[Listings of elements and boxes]
———

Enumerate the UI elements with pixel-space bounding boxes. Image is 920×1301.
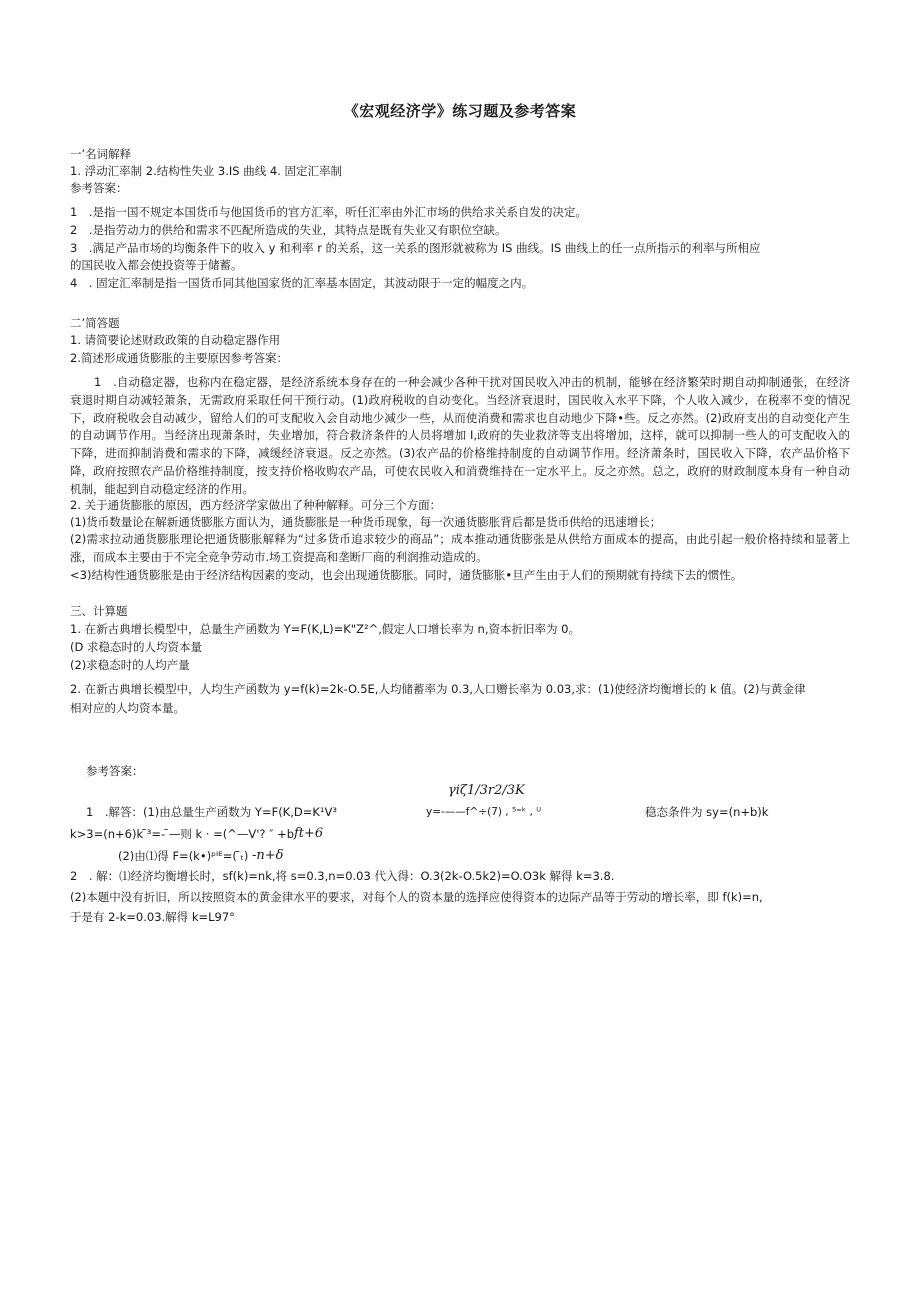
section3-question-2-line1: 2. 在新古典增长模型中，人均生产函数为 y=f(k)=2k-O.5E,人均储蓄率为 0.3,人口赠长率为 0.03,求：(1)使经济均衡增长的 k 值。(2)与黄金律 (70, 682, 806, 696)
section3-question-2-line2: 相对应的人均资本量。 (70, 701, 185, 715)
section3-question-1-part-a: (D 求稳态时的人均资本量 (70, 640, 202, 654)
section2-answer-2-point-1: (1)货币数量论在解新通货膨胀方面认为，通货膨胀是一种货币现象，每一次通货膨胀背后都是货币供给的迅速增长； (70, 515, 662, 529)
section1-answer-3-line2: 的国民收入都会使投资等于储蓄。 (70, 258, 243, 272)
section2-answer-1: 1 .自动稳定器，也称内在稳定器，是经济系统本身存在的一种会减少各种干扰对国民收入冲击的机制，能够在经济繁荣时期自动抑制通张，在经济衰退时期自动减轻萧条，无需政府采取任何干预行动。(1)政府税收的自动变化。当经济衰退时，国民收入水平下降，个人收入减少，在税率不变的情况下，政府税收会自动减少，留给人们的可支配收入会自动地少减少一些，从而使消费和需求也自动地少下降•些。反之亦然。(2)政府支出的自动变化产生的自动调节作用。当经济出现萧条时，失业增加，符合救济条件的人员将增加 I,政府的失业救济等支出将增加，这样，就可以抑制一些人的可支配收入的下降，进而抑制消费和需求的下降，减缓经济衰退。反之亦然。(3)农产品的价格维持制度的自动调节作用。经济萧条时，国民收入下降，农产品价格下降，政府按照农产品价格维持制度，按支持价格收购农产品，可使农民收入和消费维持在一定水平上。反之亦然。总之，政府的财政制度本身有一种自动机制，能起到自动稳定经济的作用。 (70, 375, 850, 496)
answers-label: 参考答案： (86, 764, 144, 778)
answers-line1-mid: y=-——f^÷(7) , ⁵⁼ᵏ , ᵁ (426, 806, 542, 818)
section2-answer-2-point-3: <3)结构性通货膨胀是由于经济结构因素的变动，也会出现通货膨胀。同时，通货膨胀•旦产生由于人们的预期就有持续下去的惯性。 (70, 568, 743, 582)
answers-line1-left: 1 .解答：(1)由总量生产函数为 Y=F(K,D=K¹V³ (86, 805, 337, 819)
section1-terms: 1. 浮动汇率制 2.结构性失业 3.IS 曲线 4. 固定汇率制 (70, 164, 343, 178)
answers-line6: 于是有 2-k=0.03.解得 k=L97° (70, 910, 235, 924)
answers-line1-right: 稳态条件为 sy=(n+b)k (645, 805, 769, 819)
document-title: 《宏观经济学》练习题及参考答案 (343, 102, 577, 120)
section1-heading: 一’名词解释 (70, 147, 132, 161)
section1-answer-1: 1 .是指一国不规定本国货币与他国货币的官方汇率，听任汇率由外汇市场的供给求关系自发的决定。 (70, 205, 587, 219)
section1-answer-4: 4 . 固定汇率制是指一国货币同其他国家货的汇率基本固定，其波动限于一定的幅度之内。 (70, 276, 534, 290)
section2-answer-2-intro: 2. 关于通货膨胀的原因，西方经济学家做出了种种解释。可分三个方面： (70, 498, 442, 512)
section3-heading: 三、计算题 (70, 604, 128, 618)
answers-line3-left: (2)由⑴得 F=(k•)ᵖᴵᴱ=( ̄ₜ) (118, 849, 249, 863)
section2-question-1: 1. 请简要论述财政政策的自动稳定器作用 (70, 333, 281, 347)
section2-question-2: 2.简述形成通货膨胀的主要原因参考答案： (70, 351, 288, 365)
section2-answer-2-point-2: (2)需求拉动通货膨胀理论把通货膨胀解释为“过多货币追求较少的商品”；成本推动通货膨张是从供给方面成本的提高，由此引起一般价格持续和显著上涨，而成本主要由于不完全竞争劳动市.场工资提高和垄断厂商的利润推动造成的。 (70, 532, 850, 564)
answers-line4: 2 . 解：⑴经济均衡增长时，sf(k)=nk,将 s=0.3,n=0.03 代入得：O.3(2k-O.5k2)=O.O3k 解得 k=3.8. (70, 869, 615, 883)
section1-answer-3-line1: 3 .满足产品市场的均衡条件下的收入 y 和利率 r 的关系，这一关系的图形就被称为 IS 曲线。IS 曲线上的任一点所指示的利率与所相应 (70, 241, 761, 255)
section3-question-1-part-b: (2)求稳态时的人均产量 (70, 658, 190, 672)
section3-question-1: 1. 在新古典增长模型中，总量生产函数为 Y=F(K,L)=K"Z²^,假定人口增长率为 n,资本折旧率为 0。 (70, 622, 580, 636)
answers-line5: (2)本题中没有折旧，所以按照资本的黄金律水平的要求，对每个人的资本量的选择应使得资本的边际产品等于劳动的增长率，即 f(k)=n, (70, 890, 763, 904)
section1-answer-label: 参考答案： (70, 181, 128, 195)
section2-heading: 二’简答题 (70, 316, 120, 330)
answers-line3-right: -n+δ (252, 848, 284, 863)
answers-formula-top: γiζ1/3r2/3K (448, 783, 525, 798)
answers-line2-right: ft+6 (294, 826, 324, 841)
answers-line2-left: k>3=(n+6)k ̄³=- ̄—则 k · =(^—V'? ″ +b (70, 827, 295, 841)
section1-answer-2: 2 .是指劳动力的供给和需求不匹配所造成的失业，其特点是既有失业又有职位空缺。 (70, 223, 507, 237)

———

■ EXERCISE REQUIREMENTS: Write out the lines of the records word for word, starting at the line that contains "section3-question-2-line1: 2. 在新古典增长模型中，人均生产函数为" and ending at the line that contains "section2-question-2: 2.简述形成通货膨胀的主要原因参考答案： (70, 351, 288, 365)", with both of those lines included.

■ RESULT OF THIS TASK:
section3-question-2-line1: 2. 在新古典增长模型中，人均生产函数为 y=f(k)=2k-O.5E,人均储蓄率为 0.3,人口赠长率为 0.03,求：(1)使经济均衡增长的 k 值。(2)与黄金律 (70, 682, 806, 696)
section3-question-2-line2: 相对应的人均资本量。 (70, 701, 185, 715)
section3-question-1-part-a: (D 求稳态时的人均资本量 (70, 640, 202, 654)
section2-answer-2-point-1: (1)货币数量论在解新通货膨胀方面认为，通货膨胀是一种货币现象，每一次通货膨胀背后都是货币供给的迅速增长； (70, 515, 662, 529)
section1-answer-3-line2: 的国民收入都会使投资等于储蓄。 (70, 258, 243, 272)
section2-answer-1: 1 .自动稳定器，也称内在稳定器，是经济系统本身存在的一种会减少各种干扰对国民收入冲击的机制，能够在经济繁荣时期自动抑制通张，在经济衰退时期自动减轻萧条，无需政府采取任何干预行动。(1)政府税收的自动变化。当经济衰退时，国民收入水平下降，个人收入减少，在税率不变的情况下，政府税收会自动减少，留给人们的可支配收入会自动地少减少一些，从而使消费和需求也自动地少下降•些。反之亦然。(2)政府支出的自动变化产生的自动调节作用。当经济出现萧条时，失业增加，符合救济条件的人员将增加 I,政府的失业救济等支出将增加，这样，就可以抑制一些人的可支配收入的下降，进而抑制消费和需求的下降，减缓经济衰退。反之亦然。(3)农产品的价格维持制度的自动调节作用。经济萧条时，国民收入下降，农产品价格下降，政府按照农产品价格维持制度，按支持价格收购农产品，可使农民收入和消费维持在一定水平上。反之亦然。总之，政府的财政制度本身有一种自动机制，能起到自动稳定经济的作用。 (70, 375, 850, 496)
answers-label: 参考答案： (86, 764, 144, 778)
answers-line1-mid: y=-——f^÷(7) , ⁵⁼ᵏ , ᵁ (426, 806, 542, 818)
section2-answer-2-point-3: <3)结构性通货膨胀是由于经济结构因素的变动，也会出现通货膨胀。同时，通货膨胀•旦产生由于人们的预期就有持续下去的惯性。 (70, 568, 743, 582)
answers-line1-left: 1 .解答：(1)由总量生产函数为 Y=F(K,D=K¹V³ (86, 805, 337, 819)
section1-terms: 1. 浮动汇率制 2.结构性失业 3.IS 曲线 4. 固定汇率制 (70, 164, 343, 178)
answers-line6: 于是有 2-k=0.03.解得 k=L97° (70, 910, 235, 924)
answers-line1-right: 稳态条件为 sy=(n+b)k (645, 805, 769, 819)
document-title: 《宏观经济学》练习题及参考答案 (343, 102, 577, 120)
section1-heading: 一’名词解释 (70, 147, 132, 161)
section1-answer-1: 1 .是指一国不规定本国货币与他国货币的官方汇率，听任汇率由外汇市场的供给求关系自发的决定。 (70, 205, 587, 219)
section1-answer-4: 4 . 固定汇率制是指一国货币同其他国家货的汇率基本固定，其波动限于一定的幅度之内。 (70, 276, 534, 290)
section2-answer-2-intro: 2. 关于通货膨胀的原因，西方经济学家做出了种种解释。可分三个方面： (70, 498, 442, 512)
section3-heading: 三、计算题 (70, 604, 128, 618)
answers-line3-left: (2)由⑴得 F=(k•)ᵖᴵᴱ=( ̄ₜ) (118, 849, 249, 863)
section2-question-1: 1. 请简要论述财政政策的自动稳定器作用 (70, 333, 281, 347)
section2-question-2: 2.简述形成通货膨胀的主要原因参考答案： (70, 351, 288, 365)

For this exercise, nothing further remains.